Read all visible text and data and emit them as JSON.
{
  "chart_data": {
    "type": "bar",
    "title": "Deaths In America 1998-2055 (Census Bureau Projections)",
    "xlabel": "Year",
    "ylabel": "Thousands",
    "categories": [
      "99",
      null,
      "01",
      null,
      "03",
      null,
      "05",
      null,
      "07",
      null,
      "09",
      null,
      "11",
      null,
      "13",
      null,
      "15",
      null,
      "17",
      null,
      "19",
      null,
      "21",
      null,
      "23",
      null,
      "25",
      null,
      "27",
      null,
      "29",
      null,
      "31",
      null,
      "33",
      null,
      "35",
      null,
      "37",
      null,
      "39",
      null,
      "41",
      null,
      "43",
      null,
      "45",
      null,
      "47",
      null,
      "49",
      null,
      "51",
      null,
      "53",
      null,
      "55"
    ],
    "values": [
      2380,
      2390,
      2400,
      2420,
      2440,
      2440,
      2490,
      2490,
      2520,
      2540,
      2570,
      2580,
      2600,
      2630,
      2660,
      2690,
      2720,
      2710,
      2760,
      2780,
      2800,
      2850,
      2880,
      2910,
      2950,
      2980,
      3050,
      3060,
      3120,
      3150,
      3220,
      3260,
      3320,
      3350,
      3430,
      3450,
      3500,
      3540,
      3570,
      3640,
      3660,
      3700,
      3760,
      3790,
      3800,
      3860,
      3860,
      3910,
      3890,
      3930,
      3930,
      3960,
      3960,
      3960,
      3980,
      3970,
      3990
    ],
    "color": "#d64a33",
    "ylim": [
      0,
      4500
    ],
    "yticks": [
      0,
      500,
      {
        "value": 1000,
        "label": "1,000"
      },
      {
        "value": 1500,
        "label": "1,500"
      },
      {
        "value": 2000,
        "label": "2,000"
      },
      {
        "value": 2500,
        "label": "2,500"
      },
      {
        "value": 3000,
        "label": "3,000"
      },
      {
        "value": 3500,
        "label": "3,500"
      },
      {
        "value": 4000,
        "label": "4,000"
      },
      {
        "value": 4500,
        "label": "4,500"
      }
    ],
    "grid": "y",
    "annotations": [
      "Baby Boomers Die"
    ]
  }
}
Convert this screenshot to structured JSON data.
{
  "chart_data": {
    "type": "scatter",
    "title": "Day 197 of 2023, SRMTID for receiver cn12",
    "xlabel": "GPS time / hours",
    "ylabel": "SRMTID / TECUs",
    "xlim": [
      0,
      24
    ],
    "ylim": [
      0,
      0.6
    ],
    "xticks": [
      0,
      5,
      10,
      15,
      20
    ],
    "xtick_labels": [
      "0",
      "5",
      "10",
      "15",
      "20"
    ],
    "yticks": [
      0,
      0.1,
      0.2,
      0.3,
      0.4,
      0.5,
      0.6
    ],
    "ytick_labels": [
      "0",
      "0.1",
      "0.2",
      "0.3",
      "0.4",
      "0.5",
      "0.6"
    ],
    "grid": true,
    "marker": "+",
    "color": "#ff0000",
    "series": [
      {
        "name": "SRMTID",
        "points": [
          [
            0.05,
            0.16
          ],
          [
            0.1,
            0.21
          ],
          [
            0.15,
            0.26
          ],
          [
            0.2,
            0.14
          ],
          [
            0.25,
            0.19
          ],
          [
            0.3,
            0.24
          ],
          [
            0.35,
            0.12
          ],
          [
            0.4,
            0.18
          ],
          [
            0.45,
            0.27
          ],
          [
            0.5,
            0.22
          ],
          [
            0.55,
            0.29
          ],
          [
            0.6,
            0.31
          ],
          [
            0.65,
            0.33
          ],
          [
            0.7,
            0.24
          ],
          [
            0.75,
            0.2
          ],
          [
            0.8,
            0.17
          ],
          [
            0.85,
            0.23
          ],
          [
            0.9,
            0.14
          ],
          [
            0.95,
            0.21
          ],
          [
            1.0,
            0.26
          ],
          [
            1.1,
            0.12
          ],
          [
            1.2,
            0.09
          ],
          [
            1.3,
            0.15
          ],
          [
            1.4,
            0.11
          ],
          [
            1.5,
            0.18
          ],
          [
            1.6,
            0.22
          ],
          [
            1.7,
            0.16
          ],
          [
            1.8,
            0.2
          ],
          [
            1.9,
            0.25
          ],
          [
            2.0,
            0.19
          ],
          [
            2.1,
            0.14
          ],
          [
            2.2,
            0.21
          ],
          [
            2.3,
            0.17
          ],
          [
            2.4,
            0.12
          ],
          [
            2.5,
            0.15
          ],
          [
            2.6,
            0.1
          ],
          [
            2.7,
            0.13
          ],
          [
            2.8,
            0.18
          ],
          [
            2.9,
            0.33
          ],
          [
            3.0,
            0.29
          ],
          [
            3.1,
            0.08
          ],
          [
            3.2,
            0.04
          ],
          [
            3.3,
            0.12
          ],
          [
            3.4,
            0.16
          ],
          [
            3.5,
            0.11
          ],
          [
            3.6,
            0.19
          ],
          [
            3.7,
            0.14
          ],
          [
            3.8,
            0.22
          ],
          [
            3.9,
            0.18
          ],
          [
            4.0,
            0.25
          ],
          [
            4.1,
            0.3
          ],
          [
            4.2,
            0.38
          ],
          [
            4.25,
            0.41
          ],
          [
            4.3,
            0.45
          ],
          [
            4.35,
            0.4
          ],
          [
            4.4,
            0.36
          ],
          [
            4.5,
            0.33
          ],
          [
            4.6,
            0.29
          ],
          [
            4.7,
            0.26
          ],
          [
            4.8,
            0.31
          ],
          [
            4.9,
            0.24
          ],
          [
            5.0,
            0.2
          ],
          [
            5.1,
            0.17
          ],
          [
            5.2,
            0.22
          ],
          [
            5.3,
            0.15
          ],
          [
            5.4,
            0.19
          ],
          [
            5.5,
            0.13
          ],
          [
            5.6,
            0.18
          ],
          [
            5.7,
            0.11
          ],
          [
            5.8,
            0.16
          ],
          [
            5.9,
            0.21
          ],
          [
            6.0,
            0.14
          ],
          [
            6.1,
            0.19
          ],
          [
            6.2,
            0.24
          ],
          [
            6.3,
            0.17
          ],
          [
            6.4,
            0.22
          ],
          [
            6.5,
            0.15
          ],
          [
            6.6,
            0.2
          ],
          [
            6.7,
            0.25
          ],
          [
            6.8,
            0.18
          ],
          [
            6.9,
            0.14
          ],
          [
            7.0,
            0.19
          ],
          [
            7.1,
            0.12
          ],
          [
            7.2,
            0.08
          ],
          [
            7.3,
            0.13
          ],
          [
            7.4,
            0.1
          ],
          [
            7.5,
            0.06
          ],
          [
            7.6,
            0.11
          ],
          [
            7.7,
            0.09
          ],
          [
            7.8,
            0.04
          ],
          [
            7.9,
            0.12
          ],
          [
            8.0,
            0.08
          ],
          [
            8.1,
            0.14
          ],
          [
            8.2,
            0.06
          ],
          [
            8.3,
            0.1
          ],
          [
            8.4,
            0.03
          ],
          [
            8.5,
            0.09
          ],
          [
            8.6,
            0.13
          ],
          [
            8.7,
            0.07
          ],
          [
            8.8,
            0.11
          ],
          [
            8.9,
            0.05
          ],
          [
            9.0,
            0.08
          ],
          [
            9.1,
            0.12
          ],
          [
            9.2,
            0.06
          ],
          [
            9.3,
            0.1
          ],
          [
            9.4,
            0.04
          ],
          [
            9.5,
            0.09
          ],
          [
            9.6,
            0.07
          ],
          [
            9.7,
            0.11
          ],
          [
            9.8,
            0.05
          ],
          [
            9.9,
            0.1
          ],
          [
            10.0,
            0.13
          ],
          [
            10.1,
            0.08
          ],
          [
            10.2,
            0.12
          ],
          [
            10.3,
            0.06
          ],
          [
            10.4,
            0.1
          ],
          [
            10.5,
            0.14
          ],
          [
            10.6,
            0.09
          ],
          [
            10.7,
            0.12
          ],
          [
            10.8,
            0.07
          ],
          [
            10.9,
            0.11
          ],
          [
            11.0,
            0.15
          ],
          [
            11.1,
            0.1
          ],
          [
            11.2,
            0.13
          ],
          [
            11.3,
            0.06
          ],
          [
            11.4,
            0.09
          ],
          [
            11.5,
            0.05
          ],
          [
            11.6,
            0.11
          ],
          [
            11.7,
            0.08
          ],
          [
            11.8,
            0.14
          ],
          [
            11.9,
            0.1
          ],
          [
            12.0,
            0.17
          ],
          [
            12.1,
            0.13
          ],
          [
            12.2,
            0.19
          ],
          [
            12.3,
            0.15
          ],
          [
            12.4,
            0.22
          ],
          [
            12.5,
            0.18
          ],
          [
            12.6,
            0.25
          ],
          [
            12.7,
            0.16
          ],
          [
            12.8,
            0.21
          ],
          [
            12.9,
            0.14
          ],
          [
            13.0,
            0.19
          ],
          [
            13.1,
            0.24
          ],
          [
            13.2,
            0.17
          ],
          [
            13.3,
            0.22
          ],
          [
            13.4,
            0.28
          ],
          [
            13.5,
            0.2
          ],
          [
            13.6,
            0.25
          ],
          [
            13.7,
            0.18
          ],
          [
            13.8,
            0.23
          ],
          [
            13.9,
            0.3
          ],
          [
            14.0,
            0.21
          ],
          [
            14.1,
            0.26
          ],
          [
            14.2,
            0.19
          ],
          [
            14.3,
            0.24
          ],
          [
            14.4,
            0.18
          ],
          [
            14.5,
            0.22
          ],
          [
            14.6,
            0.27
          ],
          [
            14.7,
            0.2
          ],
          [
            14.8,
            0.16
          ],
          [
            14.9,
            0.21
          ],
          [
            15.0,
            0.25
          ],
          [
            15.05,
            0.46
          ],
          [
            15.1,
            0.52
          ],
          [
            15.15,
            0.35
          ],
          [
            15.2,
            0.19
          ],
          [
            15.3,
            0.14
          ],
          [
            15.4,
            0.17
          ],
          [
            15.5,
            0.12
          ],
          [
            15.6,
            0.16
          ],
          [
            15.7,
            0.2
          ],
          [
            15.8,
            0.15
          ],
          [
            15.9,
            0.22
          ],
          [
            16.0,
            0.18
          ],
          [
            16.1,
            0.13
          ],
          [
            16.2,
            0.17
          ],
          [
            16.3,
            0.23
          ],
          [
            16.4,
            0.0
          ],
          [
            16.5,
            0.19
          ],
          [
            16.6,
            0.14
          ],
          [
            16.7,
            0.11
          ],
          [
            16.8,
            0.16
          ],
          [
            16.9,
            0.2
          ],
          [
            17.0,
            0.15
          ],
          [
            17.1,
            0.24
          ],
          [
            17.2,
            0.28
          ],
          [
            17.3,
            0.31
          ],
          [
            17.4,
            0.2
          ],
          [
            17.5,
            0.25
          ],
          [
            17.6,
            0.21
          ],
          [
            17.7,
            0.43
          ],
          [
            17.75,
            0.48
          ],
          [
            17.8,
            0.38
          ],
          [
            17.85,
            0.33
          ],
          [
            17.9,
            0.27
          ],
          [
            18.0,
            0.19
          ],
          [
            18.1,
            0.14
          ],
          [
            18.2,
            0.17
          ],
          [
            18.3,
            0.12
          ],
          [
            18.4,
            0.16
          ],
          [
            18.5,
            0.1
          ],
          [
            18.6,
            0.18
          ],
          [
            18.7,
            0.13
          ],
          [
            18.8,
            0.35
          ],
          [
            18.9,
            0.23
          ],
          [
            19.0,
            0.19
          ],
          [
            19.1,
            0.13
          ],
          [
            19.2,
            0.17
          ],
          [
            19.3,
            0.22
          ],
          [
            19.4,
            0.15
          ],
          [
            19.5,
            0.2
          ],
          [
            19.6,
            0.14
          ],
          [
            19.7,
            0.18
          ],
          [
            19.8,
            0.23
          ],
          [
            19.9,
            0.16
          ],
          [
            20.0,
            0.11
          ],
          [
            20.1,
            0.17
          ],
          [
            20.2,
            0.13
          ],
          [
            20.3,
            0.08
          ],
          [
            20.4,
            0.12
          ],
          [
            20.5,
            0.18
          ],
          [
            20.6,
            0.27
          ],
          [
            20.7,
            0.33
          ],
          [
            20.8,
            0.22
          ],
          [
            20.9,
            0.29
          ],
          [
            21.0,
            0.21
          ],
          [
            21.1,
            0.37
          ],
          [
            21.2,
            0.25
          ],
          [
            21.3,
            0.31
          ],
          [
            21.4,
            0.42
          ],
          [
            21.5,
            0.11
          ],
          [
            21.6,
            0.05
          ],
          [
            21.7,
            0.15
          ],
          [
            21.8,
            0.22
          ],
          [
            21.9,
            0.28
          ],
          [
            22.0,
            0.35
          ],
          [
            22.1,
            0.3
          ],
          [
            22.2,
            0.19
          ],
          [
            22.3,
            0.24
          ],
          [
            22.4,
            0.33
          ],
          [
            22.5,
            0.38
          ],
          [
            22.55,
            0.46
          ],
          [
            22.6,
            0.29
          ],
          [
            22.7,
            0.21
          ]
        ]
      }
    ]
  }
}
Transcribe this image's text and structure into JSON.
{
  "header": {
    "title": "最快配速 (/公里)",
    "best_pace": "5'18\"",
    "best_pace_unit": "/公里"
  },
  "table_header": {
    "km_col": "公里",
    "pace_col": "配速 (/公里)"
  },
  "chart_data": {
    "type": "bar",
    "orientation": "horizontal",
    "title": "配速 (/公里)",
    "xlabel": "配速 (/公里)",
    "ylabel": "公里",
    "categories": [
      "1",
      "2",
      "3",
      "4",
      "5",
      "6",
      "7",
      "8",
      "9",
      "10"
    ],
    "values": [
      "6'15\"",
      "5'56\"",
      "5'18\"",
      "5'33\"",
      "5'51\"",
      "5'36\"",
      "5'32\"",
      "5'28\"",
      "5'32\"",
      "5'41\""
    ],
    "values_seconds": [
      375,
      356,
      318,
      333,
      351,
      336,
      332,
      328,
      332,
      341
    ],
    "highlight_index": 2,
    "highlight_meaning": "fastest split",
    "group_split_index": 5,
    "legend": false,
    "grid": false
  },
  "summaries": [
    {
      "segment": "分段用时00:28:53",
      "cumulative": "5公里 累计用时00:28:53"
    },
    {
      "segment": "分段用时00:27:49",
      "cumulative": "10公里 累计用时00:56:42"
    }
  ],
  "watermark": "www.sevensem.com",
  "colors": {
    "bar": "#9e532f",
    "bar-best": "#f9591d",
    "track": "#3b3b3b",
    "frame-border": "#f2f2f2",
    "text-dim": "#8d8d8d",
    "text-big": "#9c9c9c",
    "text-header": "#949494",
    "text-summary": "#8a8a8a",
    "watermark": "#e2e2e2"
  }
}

GOAL:
Take every line from the records above that has the word "this" and copy it.

IN RESPONSE:
Convert this screenshot to structured JSON data.
Transcribe this image's text and structure into JSON.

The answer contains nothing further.